- EXERCISE BRIEF -
Determine the count of lines holding "lezarea" and give that count alone.

-- Begin MATERIAL PROVIDED --

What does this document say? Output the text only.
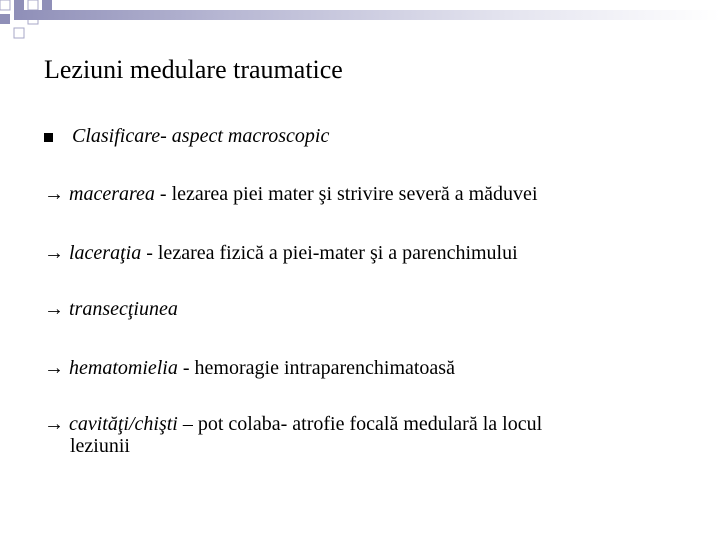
Leziuni medulare traumatice
Clasificare- aspect macroscopic
→ macerarea - lezarea piei mater şi strivire severă a măduvei
→ laceraţia - lezarea fizică a piei-mater şi a parenchimului
→ transecţiunea
→ hematomielia - hemoragie intraparenchimatoasă
→ cavităţi/chişti – pot colaba- atrofie focală medulară la locul
leziunii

-- End MATERIAL PROVIDED --

- FINAL RESULT -
2